Kasus Aset Enkripsi Mengungkap Tantangan Penetapan Hukum
Belakangan ini, sebuah kasus yang melibatkan jutaan enkripsi telah menarik perhatian luas. Kasus ini tidak hanya melibatkan tindakan ilegal oleh karyawan internal, tetapi juga mengungkapkan perbedaan dalam penilaian sifat aset enkripsi dalam praktik peradilan saat ini.
Pada bulan Mei 2023, seorang warga Shanghai bernama Ou menemukan bahwa cryptocurrency senilai satu juta yang disimpan dalam dompet digital yang dikembangkan oleh suatu platform hilang. Setelah diselidiki, ditemukan bahwa sebulan yang lalu seseorang telah memindahkan semua cryptocurrency tersebut. Ou melalui analisis teknis menemukan adanya program pintu belakang yang secara otomatis mendapatkan kunci pribadi di dalam dompet, kemudian melaporkan hal ini kepada pihak kepolisian.

» Entri Kumpulan Data
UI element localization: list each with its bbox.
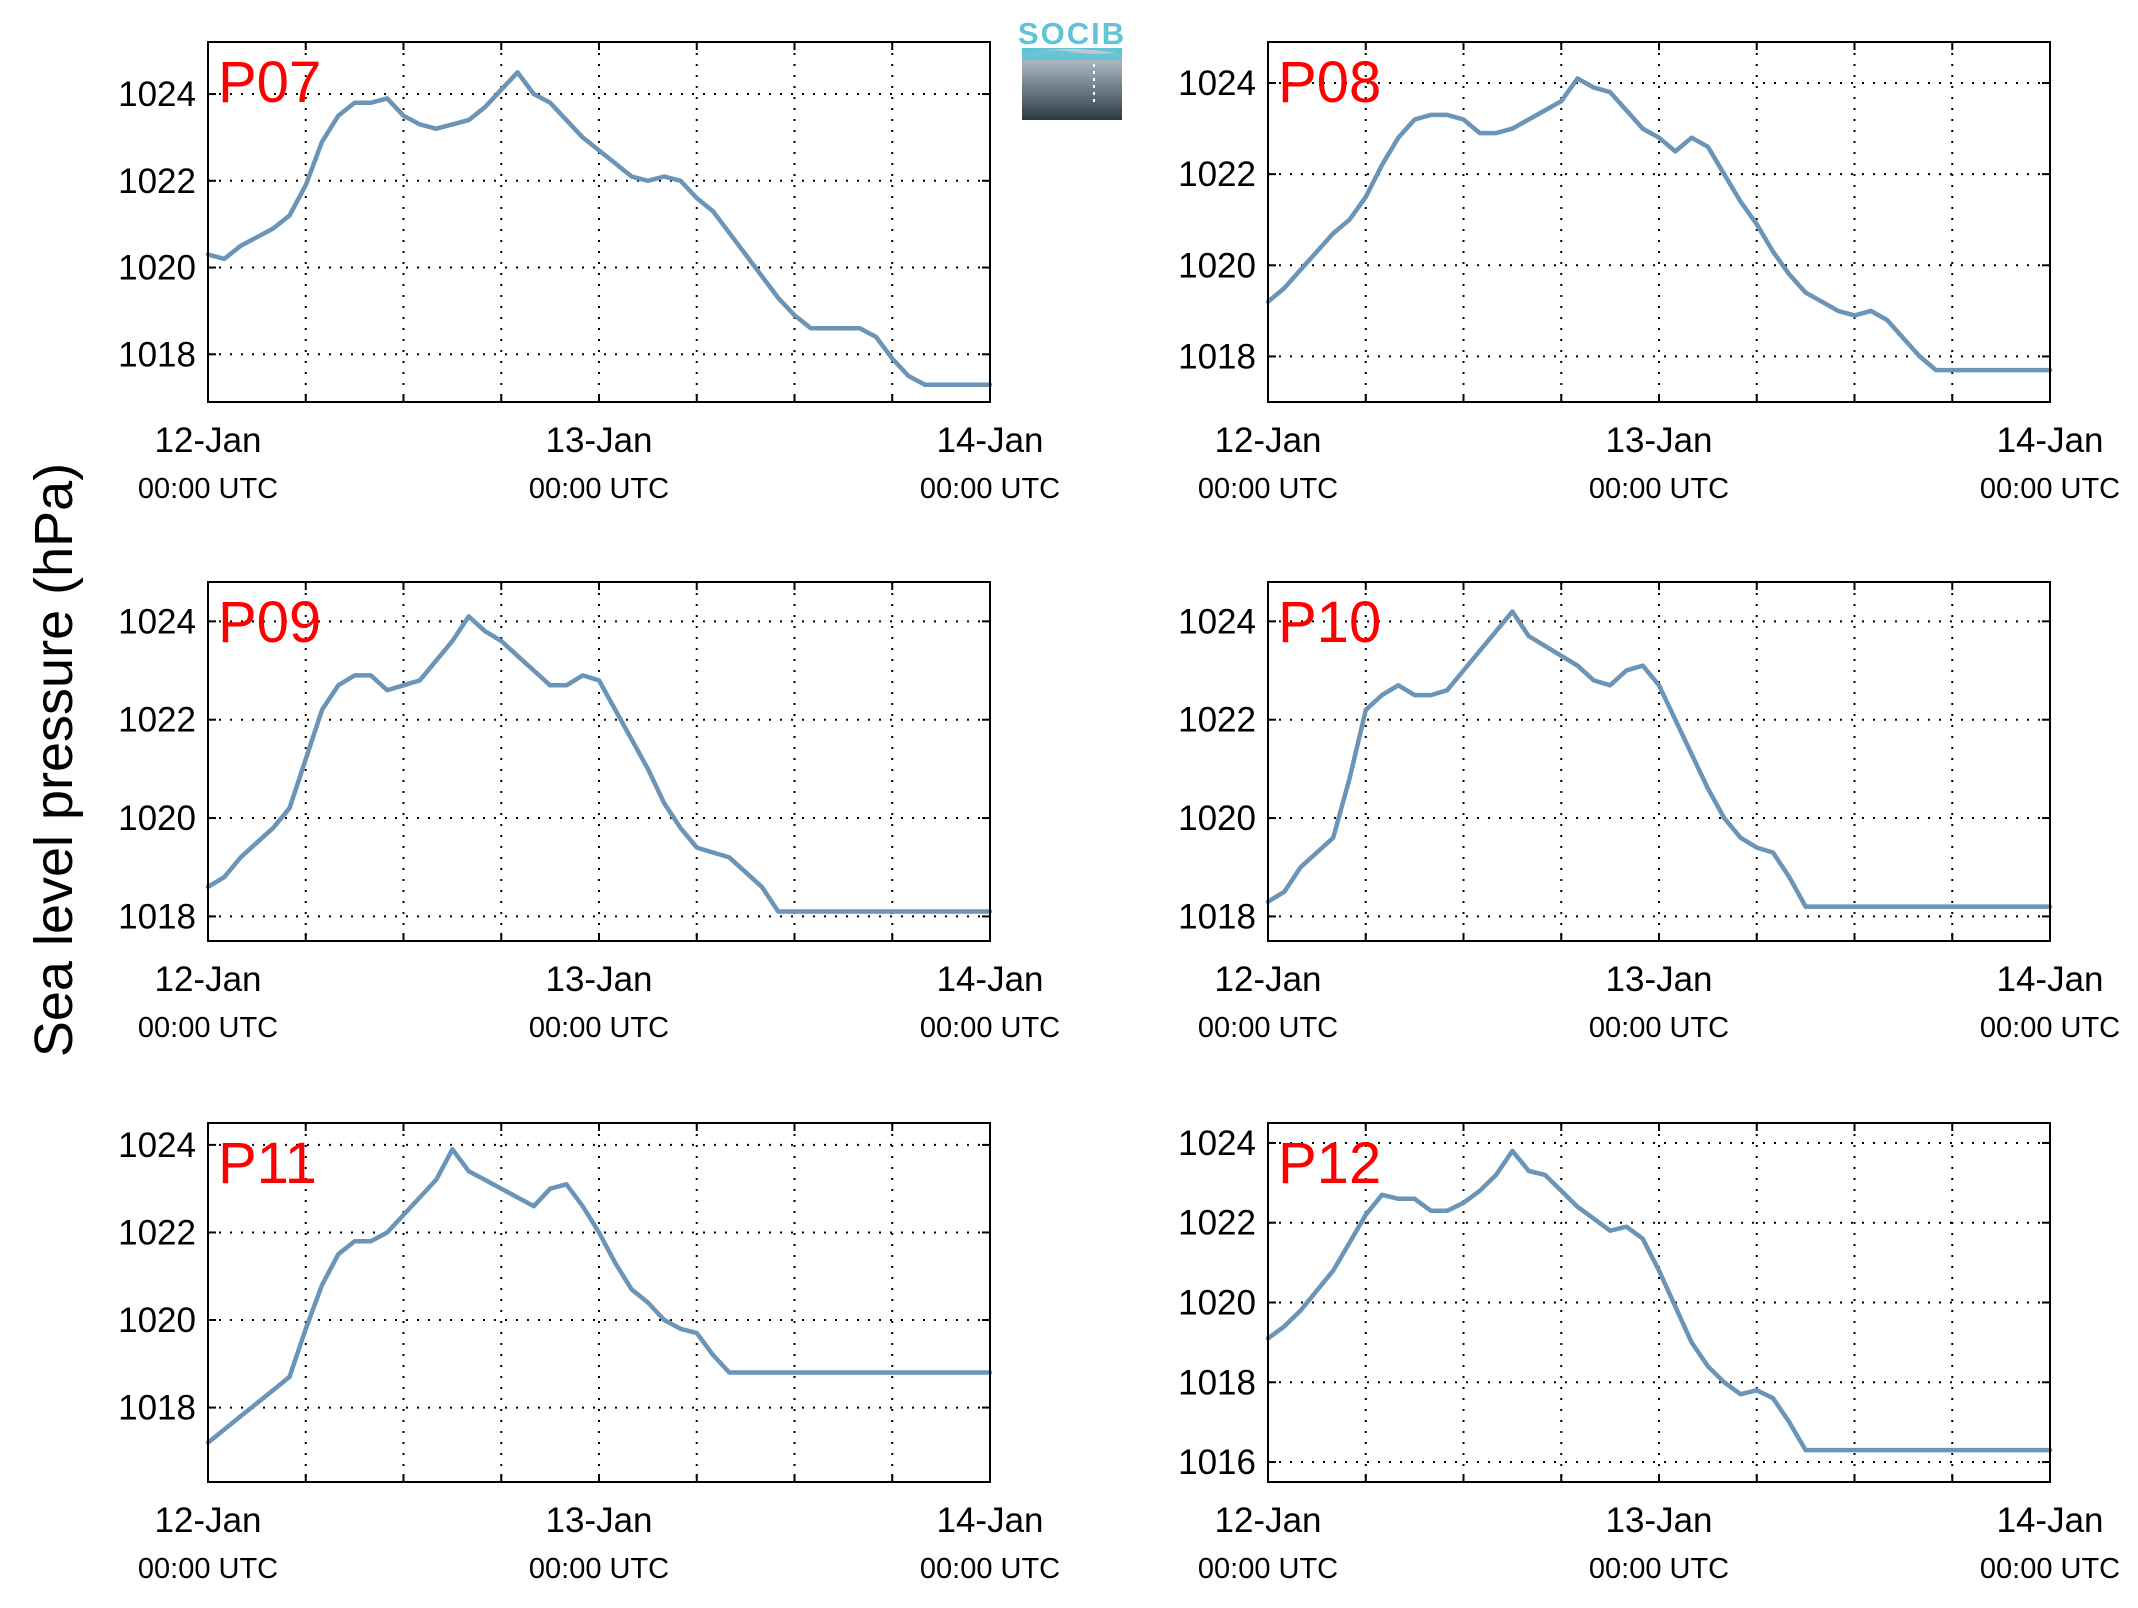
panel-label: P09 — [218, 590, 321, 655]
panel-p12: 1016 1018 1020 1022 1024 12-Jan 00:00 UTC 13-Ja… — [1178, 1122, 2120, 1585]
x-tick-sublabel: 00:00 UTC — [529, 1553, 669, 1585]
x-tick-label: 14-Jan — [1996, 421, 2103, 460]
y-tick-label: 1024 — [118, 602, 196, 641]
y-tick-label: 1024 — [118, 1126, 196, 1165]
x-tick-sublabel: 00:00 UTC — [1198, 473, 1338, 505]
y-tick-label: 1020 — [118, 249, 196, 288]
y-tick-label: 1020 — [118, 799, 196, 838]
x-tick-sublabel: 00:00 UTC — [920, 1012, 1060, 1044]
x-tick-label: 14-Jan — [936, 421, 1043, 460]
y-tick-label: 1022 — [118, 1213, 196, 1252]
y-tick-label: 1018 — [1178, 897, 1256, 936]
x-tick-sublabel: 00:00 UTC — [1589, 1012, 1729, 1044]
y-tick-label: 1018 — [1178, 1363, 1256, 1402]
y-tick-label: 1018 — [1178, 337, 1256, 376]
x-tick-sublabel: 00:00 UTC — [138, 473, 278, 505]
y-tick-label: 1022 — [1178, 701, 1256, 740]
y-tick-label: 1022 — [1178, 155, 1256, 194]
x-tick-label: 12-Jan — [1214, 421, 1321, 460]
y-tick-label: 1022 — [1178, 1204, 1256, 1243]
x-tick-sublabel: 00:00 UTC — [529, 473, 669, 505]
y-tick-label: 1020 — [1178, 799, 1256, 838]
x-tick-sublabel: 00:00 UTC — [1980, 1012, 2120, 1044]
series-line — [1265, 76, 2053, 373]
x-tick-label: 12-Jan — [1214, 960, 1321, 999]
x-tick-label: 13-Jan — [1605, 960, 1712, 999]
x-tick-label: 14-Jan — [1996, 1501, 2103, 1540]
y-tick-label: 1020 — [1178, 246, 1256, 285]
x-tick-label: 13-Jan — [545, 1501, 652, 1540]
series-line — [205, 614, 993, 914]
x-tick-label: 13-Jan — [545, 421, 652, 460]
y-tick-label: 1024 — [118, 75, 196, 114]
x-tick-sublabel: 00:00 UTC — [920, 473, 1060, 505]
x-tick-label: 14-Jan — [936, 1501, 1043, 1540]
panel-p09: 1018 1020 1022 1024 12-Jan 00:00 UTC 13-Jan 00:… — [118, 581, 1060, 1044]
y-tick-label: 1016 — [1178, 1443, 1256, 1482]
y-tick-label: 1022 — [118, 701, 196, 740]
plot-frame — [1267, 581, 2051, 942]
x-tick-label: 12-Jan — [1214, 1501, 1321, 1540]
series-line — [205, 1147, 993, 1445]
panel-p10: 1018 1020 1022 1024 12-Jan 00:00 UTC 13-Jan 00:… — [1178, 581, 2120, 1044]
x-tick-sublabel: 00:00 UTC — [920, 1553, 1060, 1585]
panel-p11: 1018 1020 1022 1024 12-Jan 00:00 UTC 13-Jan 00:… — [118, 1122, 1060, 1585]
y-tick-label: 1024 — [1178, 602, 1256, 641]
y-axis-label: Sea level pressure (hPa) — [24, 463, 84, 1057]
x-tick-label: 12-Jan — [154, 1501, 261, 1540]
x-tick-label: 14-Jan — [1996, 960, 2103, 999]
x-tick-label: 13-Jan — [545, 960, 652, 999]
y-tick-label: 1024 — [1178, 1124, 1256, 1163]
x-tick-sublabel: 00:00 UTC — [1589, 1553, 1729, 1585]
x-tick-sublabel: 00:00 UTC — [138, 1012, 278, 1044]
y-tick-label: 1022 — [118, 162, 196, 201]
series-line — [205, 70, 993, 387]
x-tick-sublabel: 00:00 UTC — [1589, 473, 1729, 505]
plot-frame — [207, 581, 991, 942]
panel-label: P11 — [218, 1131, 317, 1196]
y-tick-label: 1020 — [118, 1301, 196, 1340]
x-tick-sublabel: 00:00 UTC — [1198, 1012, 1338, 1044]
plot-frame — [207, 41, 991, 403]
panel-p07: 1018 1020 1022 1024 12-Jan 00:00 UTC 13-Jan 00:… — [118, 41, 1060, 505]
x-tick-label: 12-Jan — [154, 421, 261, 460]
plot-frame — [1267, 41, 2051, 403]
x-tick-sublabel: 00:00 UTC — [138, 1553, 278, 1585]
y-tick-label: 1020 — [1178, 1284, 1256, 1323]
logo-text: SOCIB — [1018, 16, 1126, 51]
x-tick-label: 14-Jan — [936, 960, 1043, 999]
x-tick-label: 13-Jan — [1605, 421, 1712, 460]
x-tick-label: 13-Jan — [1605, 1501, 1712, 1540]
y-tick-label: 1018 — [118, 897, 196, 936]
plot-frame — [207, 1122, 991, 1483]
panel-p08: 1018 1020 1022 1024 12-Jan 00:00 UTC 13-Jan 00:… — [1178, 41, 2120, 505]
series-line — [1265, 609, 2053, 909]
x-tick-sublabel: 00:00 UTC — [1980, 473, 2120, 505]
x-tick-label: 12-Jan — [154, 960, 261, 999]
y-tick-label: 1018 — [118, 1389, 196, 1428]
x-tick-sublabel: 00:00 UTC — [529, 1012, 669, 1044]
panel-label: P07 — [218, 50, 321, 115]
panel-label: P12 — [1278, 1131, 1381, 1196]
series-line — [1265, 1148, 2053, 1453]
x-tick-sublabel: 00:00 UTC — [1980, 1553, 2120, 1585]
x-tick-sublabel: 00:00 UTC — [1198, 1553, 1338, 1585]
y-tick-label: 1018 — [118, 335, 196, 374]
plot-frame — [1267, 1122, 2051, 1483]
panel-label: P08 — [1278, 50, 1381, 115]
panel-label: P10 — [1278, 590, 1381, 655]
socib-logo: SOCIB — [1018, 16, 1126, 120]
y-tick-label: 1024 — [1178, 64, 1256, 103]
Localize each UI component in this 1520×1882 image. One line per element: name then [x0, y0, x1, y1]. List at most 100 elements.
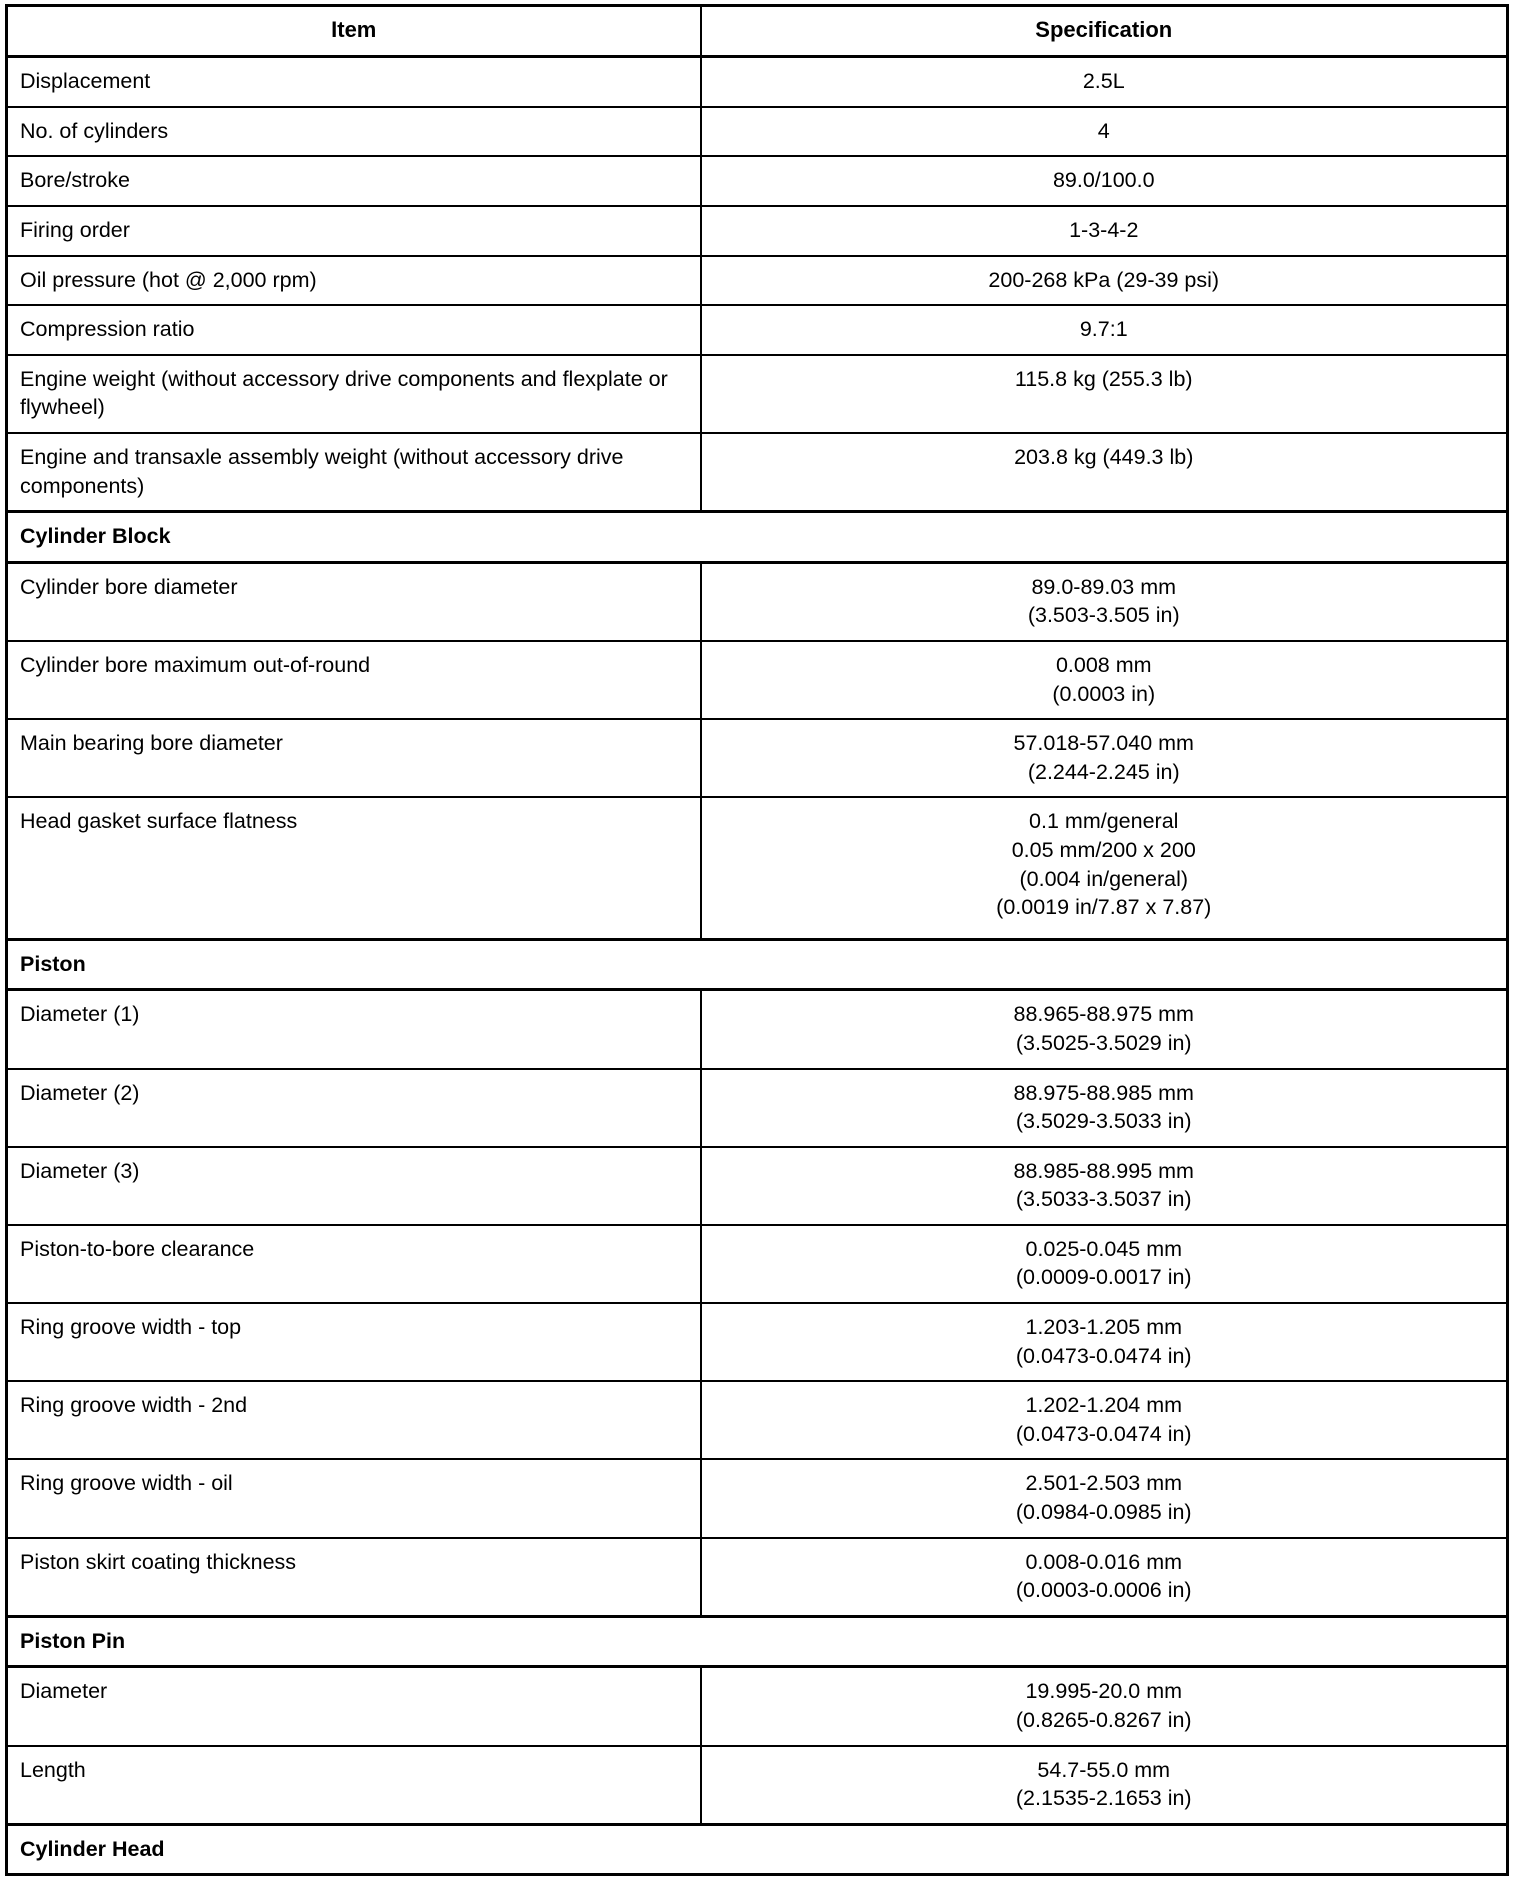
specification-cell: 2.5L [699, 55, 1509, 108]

» Tugas Anda
Salin kembali bagian teks tentang kasus aset enkripsi dari "Kasus Aset Enkripsi" sampai "kepada pihak kepolisian.", lalu ganti "cryptocurrency" dengan "mata uang kripto".

» Jawaban Tertulis
Kasus Aset Enkripsi Mengungkap Tantangan Penetapan Hukum
Belakangan ini, sebuah kasus yang melibatkan jutaan enkripsi telah menarik perhatian luas. Kasus ini tidak hanya melibatkan tindakan ilegal oleh karyawan internal, tetapi juga mengungkapkan perbedaan dalam penilaian sifat aset enkripsi dalam praktik peradilan saat ini.
Pada bulan Mei 2023, seorang warga Shanghai bernama Ou menemukan bahwa mata uang kripto senilai satu juta yang disimpan dalam dompet digital yang dikembangkan oleh suatu platform hilang. Setelah diselidiki, ditemukan bahwa sebulan yang lalu seseorang telah memindahkan semua mata uang kripto tersebut. Ou melalui analisis teknis menemukan adanya program pintu belakang yang secara otomatis mendapatkan kunci pribadi di dalam dompet, kemudian melaporkan hal ini kepada pihak kepolisian.